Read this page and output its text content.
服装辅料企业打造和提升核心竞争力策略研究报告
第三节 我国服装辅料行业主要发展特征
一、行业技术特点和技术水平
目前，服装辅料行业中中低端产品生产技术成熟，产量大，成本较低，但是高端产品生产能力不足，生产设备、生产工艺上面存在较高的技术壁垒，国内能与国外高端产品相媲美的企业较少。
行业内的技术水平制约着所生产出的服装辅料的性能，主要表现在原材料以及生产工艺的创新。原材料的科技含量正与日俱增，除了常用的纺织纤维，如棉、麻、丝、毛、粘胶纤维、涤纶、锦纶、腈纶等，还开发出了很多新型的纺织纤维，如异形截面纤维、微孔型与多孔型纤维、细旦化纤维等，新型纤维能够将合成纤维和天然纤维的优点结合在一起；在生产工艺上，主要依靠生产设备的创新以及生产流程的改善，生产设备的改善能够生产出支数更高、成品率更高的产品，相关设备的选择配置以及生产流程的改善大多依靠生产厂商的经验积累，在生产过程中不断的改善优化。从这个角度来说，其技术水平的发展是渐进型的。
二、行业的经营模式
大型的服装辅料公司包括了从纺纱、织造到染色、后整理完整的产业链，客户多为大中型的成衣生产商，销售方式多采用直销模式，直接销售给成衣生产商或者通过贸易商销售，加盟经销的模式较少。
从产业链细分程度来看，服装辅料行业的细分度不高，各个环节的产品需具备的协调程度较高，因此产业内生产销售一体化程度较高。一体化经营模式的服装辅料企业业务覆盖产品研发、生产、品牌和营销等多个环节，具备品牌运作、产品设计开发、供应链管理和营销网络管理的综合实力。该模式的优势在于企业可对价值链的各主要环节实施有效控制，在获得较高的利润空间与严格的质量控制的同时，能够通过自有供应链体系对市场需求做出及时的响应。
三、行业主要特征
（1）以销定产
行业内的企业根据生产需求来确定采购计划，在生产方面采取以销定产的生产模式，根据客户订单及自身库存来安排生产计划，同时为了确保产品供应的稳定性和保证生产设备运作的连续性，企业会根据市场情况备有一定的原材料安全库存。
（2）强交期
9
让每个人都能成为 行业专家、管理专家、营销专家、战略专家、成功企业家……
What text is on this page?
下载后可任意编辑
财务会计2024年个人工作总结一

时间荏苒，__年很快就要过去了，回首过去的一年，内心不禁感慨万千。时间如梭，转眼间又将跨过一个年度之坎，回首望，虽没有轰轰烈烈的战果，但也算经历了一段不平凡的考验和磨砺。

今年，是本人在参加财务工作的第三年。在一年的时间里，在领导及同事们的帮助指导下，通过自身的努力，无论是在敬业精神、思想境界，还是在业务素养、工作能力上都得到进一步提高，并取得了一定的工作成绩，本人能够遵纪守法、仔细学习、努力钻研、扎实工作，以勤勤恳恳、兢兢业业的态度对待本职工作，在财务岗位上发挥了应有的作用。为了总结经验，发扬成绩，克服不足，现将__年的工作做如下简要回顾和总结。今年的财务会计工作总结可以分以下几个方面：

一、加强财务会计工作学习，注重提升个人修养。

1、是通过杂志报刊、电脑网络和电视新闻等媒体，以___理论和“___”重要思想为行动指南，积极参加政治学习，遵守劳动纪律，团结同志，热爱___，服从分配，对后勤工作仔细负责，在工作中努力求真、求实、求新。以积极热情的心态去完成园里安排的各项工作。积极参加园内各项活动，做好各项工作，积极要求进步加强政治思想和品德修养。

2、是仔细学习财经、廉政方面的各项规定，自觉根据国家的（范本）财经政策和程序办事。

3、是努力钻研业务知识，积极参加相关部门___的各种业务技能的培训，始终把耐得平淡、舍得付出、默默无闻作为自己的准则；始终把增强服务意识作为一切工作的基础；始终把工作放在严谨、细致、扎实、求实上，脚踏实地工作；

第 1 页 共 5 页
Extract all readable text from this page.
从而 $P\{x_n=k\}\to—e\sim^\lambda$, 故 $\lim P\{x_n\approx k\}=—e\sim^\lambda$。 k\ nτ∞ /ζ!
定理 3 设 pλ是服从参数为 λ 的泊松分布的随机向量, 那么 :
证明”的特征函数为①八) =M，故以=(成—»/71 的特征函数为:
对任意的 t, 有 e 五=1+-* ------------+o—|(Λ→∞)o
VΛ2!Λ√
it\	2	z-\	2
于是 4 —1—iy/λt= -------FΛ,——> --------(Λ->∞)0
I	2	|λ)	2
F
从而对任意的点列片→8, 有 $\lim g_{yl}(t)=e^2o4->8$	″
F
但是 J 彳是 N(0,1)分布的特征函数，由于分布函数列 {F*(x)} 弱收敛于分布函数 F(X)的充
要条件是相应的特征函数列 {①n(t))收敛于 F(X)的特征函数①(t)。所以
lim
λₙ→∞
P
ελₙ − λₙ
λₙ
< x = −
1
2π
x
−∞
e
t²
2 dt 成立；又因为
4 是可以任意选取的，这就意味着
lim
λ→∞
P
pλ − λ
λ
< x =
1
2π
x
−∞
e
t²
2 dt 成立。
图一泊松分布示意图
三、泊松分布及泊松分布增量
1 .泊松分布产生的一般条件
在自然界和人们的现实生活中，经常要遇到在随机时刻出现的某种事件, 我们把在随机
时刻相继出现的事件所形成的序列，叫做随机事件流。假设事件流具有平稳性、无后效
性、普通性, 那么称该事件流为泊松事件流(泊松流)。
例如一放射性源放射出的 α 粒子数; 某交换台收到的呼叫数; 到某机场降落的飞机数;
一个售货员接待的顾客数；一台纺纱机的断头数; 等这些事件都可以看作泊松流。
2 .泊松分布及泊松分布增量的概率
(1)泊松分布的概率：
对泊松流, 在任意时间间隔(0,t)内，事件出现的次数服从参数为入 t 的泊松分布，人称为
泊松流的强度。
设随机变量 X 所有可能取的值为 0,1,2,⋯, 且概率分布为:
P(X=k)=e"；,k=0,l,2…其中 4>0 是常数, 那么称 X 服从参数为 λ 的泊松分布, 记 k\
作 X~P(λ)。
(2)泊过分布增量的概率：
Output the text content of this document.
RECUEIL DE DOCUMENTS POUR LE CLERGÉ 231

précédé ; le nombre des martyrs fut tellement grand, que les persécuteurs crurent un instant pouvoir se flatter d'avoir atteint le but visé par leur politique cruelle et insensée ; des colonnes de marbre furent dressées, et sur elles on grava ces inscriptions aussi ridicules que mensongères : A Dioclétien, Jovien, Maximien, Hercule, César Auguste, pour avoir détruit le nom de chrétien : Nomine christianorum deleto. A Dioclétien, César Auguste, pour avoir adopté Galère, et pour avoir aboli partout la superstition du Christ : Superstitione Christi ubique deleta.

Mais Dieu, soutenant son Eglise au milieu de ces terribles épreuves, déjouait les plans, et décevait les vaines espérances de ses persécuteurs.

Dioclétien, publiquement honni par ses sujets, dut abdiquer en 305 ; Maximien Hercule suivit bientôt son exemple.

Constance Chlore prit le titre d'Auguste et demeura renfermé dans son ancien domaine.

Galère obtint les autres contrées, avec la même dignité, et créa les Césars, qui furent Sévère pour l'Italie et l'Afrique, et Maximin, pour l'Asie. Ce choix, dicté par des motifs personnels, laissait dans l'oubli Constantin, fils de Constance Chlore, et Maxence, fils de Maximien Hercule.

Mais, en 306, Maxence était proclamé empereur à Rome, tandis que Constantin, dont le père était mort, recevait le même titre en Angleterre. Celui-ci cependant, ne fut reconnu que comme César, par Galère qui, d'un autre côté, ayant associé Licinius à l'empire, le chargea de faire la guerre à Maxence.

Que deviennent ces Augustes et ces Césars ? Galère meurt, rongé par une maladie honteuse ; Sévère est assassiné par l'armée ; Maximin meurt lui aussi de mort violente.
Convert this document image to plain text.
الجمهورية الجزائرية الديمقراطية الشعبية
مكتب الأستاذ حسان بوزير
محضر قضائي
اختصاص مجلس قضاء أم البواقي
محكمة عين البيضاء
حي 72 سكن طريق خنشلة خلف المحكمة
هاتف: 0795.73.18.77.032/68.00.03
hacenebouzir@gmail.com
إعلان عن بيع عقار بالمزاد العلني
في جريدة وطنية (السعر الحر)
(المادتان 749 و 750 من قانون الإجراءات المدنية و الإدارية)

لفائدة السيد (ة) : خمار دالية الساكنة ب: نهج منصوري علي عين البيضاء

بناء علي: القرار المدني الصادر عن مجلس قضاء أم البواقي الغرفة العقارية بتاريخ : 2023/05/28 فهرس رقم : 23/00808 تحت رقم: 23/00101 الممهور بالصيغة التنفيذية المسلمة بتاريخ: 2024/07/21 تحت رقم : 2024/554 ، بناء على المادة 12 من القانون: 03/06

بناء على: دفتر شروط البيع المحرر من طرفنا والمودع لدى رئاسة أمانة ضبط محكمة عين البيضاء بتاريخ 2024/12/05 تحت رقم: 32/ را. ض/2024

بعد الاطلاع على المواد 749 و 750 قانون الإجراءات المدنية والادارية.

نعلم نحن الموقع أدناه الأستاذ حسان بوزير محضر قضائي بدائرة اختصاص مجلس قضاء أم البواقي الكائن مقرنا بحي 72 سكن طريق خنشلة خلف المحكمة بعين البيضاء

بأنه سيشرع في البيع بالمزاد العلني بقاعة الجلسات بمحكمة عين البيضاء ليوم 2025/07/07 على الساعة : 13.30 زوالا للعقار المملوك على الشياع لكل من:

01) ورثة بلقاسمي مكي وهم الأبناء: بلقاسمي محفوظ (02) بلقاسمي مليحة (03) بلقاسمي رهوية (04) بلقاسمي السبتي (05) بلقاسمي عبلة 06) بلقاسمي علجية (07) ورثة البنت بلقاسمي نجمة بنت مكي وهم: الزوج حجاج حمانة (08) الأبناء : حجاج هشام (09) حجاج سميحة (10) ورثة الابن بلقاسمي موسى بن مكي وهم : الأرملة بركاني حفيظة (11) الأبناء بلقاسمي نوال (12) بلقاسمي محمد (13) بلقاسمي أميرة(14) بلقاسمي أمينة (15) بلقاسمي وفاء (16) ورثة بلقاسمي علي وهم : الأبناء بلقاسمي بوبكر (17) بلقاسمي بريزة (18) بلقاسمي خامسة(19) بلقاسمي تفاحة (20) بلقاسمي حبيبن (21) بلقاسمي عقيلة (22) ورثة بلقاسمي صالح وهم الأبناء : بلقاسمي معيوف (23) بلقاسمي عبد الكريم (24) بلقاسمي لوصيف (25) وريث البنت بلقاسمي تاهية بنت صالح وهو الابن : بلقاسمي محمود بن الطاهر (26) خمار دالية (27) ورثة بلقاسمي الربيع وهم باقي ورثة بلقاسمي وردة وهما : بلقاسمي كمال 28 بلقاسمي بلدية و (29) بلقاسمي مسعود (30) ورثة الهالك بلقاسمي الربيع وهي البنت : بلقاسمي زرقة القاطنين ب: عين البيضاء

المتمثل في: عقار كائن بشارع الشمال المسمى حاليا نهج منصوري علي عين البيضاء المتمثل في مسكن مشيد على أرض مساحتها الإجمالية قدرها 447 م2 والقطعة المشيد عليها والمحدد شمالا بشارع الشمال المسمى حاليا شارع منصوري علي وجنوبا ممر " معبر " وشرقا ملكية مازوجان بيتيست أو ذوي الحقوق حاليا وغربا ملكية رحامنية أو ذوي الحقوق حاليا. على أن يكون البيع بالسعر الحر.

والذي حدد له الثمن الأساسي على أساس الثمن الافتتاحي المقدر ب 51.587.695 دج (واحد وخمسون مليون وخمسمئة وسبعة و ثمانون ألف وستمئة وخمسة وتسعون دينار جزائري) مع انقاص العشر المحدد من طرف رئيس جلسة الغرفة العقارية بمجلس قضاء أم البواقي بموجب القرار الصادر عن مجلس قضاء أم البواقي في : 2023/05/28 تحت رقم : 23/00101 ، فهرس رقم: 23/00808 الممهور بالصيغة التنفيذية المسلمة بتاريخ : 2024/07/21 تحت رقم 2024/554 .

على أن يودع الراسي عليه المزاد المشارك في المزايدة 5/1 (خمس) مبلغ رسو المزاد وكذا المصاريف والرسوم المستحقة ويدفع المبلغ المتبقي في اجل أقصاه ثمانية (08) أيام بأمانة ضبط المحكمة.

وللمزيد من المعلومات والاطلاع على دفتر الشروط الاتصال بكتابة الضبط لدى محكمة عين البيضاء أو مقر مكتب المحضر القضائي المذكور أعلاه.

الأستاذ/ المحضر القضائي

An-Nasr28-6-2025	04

▶ [Exercise directions] From the data above, copy each line where the string "البواقي" appears.

▶ [Reply]
اختصاص مجلس قضاء أم البواقي
بناء علي: القرار المدني الصادر عن مجلس قضاء أم البواقي الغرفة العقارية بتاريخ : 2023/05/28 فهرس رقم : 23/00808 تحت رقم: 23/00101 الممهور بالصيغة التنفيذية المسلمة بتاريخ: 2024/07/21 تحت رقم : 2024/554 ، بناء على المادة 12 من القانون: 03/06
نعلم نحن الموقع أدناه الأستاذ حسان بوزير محضر قضائي بدائرة اختصاص مجلس قضاء أم البواقي الكائن مقرنا بحي 72 سكن طريق خنشلة خلف المحكمة بعين البيضاء
والذي حدد له الثمن الأساسي على أساس الثمن الافتتاحي المقدر ب 51.587.695 دج (واحد وخمسون مليون وخمسمئة وسبعة و ثمانون ألف وستمئة وخمسة وتسعون دينار جزائري) مع انقاص العشر المحدد من طرف رئيس جلسة الغرفة العقارية بمجلس قضاء أم البواقي بموجب القرار الصادر عن مجلس قضاء أم البواقي في : 2023/05/28 تحت رقم : 23/00101 ، فهرس رقم: 23/00808 الممهور بالصيغة التنفيذية المسلمة بتاريخ : 2024/07/21 تحت رقم 2024/554 .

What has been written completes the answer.